> [SEITENAUSZUG]
• • • •

In diesem Ort der gnadenlos Ausgebeuteten lebt der herzensgute Bauernjunge Lazzaro, benannt nach der biblischen Figur Lazarus. Ohne Murren erträgt er, dass die von oben gebeutelten Dorfbewohner den Druck nach unten weitergeben und ihn für nahezu jede Art von Dienstleistung heranziehen. Auch Tancredi, der Sohn der Gräfin, der offen gegen seine Mutter rebelliert, spannt ihn zunächst nur für eigene Zwecke ein. Lazarro soll ihn entführen, damit Tancredi Lösegeld von seiner eigenen Mutter erpressen kann. Alles entwickelt sich dann freilich anders als geplant. Lazarro und Tancredi freunden sich an und ihre Freundschaft überdauert sogar Jahrzehnte, als der wiederauferstandene und keine Spur gealterte Lazarro den Dorfbewohnern in der Großstadt erneut begegnet. Dort sind sie zwar von der Leibeigenschaft befreit, leben aber weiterhin am Rande der Gesellschaft.

• • • •

> [Datensätze zu Layoutbereichen]

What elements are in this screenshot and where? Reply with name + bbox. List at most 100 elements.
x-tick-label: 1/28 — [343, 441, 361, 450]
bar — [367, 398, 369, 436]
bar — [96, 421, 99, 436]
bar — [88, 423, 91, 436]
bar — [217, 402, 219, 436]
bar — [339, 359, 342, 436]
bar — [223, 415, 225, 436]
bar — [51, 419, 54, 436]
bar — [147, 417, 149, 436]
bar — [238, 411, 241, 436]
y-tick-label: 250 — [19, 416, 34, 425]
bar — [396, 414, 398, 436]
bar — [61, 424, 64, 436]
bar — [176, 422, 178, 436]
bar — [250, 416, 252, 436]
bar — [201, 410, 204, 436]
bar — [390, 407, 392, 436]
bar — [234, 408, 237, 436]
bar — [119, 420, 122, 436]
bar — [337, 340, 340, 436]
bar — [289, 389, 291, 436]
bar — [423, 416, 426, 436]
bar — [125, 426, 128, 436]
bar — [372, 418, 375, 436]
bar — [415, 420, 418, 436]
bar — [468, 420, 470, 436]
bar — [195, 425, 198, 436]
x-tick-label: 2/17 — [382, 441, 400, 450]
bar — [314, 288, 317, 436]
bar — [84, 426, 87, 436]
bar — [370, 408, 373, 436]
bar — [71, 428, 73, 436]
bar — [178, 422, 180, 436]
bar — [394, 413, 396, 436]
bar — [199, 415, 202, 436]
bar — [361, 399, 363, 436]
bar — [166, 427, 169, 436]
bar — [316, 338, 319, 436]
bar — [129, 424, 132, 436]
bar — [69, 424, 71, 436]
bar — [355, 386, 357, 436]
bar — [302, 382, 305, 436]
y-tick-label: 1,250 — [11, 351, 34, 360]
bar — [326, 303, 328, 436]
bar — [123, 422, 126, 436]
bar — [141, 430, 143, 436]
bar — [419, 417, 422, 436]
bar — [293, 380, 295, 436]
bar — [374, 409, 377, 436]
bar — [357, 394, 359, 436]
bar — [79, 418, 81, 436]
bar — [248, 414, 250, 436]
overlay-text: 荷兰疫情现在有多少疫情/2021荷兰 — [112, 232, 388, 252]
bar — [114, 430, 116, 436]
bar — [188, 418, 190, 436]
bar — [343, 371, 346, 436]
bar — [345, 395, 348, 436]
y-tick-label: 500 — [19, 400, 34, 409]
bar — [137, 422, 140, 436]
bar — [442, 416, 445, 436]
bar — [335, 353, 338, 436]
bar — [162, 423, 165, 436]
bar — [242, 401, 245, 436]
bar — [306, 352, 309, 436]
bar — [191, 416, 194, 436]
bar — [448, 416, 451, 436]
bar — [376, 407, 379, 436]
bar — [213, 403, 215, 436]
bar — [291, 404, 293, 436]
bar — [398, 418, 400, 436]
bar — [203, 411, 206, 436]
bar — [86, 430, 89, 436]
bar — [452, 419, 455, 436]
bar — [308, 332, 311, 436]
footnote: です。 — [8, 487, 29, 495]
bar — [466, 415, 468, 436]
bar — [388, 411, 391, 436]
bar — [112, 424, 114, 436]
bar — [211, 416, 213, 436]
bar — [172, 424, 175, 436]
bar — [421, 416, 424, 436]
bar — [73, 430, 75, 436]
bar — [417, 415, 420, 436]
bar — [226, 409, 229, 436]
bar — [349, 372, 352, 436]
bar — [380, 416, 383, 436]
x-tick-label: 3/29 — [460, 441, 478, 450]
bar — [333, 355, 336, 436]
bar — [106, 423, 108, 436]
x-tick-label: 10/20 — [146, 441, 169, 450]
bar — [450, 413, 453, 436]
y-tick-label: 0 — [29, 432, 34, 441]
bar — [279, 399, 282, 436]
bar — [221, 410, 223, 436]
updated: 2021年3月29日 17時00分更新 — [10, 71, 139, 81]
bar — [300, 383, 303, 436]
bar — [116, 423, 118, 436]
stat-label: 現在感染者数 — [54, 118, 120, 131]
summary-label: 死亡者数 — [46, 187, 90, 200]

• • • •

> [DIE AUFGABE]
Prüfen Sie bitte, ob die drei folgenden Aussagen mit dem Seitenauszug übereinstimmen, und belegen Sie jedes Ja oder Nein mit den entscheidenden Worten daraus als wörtlichem Zitat.
1. Tancredi ist der Sohn der Gräfin.
2. In der Großstadt leben die Dorfbewohner weiterhin in Leibeigenschaft.
3. Die Freundschaft der beiden jungen Männer hält nur wenige Wochen.

> [LÖSUNG]
1. Ja: „Tancredi, der Sohn der Gräfin“
2. Nein: „Dort sind sie zwar von der Leibeigenschaft befreit“
3. Nein: „ihre Freundschaft überdauert sogar Jahrzehnte“